Rewrite the paragraph beginning "Although many have been eligible for months" in the article on New Orleans EMTs vaccinating homebound residents as a short bulleted list that keeps its main facts.

### TEXT SECTION

-=-=-=-=-

New Orleans EMTs Deliver Vaccines to Homebound Residents

Just after 8 a.m. on Tuesday morning, emergency medical technician Shakera Brown pulled up to a brown house with green trim in the Gentilly neighborhood of New Orleans.

This time last year, most of the houses she visited were for people with symptoms of COVID-19 who had called 911 because they couldn’t breathe. She went into houses fully gowned with a respirator. She got COVID anyway.

But she has a different job today. In a hospital bed tucked into a backroom as television reruns played in the background, Deidra Howard, 59, watched intently as Brown sunk a needle into her arm. 

“Thank you, thank you,” Howard repeated quietly as her older sister, Deborah Lemon, 65, looked on.

Howard, who has cerebral palsy and mental impairment after a car accident 16 years ago left her bedbound, is one of 20 people in New Orleans who would receive a second dose of the Moderna shot at home on Tuesday.

New Orleans EMTs have vaccinated 121 people so far with another 125 on the waitlist. But the program is making a small dent in getting vaccinations to one of the state’s most medically fragile populations. 

There are over two million people in the U.S. who are confined to their homes. While it’s not clear how many people have medical conditions that keep them from leaving their homes in each state, researcher and epidemiologist Katherine Ornstein of Icahn School of Medicine at Mount Sinai in New York City estimated it would be around 5% to 6% of people over 65 in the state, plus younger people who are bedridden like Howard.

That means about 37,000 people over 65 in Louisiana are likely homebound — a population that is “by definition invisible in many ways,” said Ornstein.

Although many have been eligible for months, homebound people have so far had little hope of receiving a vaccine. Until recently, the process has required long waits on the telephone or scouring websites for open appointments. There are programs in some cities, such as New Orleans, Baton Rouge and Monroe, but most vaccinations happen at clinics, pharmacies, hospitals and mass vaccination events, which the homebound cannot get to.

While residents in New Orleans can get on the at-home vaccine list by dialing 311, there is no similar service available in nearby Jefferson Parish right now, for example.

“It would take an ambulance ride to get them anywhere,” said Jonathan Fourcade, spokesperson for New Orleans Emergency Medical Services. “It’s just a whole lot easier to come to them.”

Though people who are bedridden cannot leave their residences, they’re still at high risk because of the people they live with and the close proximity they share with caregivers, who feed, bathe and dress patients. In Howard’s home on Tuesday, there were five other people sharing the 1,261 square-foot space, including her niece, who serves as her caregiver, and her niece’s two children.

-=-=-=-=-

### SUPPLIED DATA
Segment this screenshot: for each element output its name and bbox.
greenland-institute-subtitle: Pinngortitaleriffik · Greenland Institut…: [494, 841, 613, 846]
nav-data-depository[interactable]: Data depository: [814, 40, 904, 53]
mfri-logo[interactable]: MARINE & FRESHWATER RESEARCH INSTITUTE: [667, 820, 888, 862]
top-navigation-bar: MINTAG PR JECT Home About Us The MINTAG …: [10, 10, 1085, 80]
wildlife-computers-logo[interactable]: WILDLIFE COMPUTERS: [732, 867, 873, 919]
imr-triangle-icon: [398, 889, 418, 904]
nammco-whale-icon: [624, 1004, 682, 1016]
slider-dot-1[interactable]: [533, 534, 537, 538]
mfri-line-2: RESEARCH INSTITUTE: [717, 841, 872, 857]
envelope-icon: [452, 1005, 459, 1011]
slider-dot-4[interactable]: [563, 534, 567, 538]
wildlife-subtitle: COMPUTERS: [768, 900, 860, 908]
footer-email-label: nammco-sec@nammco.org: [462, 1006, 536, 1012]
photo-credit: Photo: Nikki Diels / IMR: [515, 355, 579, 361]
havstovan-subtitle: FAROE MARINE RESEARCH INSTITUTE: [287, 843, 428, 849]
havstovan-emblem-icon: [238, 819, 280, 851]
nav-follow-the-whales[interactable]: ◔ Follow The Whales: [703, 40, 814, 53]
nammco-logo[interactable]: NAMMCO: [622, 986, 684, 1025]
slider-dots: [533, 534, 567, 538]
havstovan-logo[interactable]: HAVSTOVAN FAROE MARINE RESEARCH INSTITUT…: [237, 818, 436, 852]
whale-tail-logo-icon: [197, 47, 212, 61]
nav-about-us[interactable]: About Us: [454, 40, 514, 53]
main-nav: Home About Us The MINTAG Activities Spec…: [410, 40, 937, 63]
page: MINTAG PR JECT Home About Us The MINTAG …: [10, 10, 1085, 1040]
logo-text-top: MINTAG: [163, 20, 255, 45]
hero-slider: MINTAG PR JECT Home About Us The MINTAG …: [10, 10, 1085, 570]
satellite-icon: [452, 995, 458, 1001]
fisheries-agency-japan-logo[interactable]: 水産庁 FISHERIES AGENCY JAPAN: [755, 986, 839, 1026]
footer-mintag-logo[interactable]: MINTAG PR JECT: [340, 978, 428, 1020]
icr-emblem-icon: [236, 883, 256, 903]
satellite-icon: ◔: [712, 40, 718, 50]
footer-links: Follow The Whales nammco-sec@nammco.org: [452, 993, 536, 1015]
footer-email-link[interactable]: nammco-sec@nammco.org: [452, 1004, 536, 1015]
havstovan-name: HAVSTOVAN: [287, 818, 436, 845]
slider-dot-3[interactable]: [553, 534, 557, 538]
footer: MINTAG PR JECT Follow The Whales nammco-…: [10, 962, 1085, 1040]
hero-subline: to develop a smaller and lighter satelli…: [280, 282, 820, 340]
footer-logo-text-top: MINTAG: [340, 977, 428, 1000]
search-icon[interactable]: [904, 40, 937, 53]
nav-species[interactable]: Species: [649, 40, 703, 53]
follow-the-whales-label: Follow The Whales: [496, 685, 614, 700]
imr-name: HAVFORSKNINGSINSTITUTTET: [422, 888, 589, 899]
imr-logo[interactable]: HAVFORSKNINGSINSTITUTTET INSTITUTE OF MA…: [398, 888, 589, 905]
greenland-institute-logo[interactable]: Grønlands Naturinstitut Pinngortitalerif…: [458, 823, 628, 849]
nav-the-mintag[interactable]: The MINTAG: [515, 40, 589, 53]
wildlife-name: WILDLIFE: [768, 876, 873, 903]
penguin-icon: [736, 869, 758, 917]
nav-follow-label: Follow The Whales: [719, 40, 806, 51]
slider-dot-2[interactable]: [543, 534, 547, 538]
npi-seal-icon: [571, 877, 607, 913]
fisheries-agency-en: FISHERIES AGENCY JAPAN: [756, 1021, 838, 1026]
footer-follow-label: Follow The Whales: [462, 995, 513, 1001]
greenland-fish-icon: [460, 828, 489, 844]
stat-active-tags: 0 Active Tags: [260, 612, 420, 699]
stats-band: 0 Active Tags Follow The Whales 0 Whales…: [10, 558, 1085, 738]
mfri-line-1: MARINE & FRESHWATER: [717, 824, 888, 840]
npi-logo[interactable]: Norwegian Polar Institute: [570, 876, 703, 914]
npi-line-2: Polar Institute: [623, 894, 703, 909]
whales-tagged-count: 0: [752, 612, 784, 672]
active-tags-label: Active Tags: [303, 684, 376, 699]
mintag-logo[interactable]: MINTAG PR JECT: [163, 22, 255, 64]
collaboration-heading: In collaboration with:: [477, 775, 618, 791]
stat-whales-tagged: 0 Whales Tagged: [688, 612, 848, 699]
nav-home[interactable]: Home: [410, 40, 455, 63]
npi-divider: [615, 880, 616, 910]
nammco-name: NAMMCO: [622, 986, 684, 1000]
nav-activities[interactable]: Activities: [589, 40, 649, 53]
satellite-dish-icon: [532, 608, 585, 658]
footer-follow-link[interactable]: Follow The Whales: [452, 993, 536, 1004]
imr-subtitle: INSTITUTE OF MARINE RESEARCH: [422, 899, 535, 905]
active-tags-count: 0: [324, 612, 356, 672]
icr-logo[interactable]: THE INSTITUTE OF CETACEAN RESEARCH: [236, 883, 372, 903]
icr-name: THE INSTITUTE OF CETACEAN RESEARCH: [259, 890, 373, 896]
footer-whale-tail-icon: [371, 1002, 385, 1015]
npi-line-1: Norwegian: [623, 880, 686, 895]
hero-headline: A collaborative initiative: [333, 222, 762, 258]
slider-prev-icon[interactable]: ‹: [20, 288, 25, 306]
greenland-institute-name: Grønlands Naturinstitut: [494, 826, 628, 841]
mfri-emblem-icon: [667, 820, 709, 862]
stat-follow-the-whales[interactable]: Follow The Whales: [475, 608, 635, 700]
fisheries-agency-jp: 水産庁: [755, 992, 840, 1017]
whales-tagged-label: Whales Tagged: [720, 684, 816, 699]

-=-=-=-=-

### FINAL ANSWER
- Many homebound people have been eligible for months but have had little hope of getting a vaccine.
- Until recently, getting one meant long telephone waits or searching websites for open appointments.
- Some cities, such as New Orleans, Baton Rouge and Monroe, have programs.
- Most vaccinations take place at clinics, pharmacies, hospitals and mass vaccination events, which homebound people cannot reach.